Problem statement | Give back each entry unchanged, minus pictures.

Materials provided |
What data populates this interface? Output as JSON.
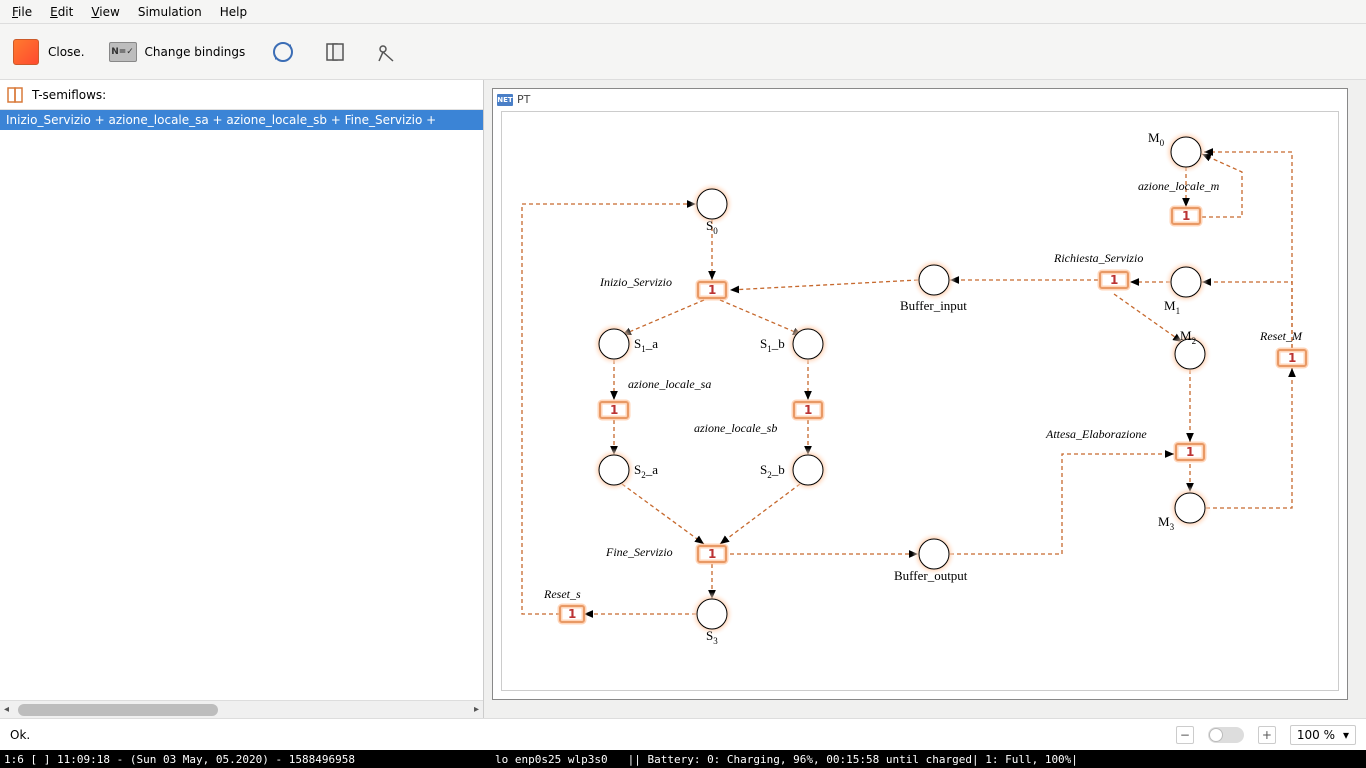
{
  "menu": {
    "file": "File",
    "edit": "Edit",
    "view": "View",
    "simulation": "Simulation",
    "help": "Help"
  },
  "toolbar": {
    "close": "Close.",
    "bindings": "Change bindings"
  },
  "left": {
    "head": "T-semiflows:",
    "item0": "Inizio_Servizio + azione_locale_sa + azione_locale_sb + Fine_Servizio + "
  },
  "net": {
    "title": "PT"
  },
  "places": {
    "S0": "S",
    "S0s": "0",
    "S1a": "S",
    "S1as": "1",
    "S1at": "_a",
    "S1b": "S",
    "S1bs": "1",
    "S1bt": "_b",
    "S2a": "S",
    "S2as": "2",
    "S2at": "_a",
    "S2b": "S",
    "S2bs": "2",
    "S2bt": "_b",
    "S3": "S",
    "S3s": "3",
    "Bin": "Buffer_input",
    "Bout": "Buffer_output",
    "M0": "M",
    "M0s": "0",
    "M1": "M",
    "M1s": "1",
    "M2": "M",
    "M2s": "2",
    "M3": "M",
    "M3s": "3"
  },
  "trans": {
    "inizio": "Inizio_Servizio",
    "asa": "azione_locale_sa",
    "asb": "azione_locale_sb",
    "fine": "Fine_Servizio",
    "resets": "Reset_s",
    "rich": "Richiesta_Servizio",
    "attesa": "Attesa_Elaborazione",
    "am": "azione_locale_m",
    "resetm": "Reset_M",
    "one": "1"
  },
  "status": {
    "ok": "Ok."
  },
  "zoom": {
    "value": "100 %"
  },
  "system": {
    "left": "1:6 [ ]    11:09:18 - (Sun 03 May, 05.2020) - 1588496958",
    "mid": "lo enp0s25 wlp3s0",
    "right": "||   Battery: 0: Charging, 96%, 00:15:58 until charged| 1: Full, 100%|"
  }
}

Solution for this problem |
What data populates this interface? Output as JSON.
{
  "menu": {
    "file": "File",
    "edit": "Edit",
    "view": "View",
    "simulation": "Simulation",
    "help": "Help"
  },
  "toolbar": {
    "close": "Close.",
    "bindings": "Change bindings"
  },
  "left": {
    "head": "T-semiflows:",
    "item0": "Inizio_Servizio + azione_locale_sa + azione_locale_sb + Fine_Servizio + "
  },
  "net": {
    "title": "PT"
  },
  "places": {
    "S0": "S",
    "S0s": "0",
    "S1a": "S",
    "S1as": "1",
    "S1at": "_a",
    "S1b": "S",
    "S1bs": "1",
    "S1bt": "_b",
    "S2a": "S",
    "S2as": "2",
    "S2at": "_a",
    "S2b": "S",
    "S2bs": "2",
    "S2bt": "_b",
    "S3": "S",
    "S3s": "3",
    "Bin": "Buffer_input",
    "Bout": "Buffer_output",
    "M0": "M",
    "M0s": "0",
    "M1": "M",
    "M1s": "1",
    "M2": "M",
    "M2s": "2",
    "M3": "M",
    "M3s": "3"
  },
  "trans": {
    "inizio": "Inizio_Servizio",
    "asa": "azione_locale_sa",
    "asb": "azione_locale_sb",
    "fine": "Fine_Servizio",
    "resets": "Reset_s",
    "rich": "Richiesta_Servizio",
    "attesa": "Attesa_Elaborazione",
    "am": "azione_locale_m",
    "resetm": "Reset_M",
    "one": "1"
  },
  "status": {
    "ok": "Ok."
  },
  "zoom": {
    "value": "100 %"
  },
  "system": {
    "left": "1:6 [ ]    11:09:18 - (Sun 03 May, 05.2020) - 1588496958",
    "mid": "lo enp0s25 wlp3s0",
    "right": "||   Battery: 0: Charging, 96%, 00:15:58 until charged| 1: Full, 100%|"
  }
}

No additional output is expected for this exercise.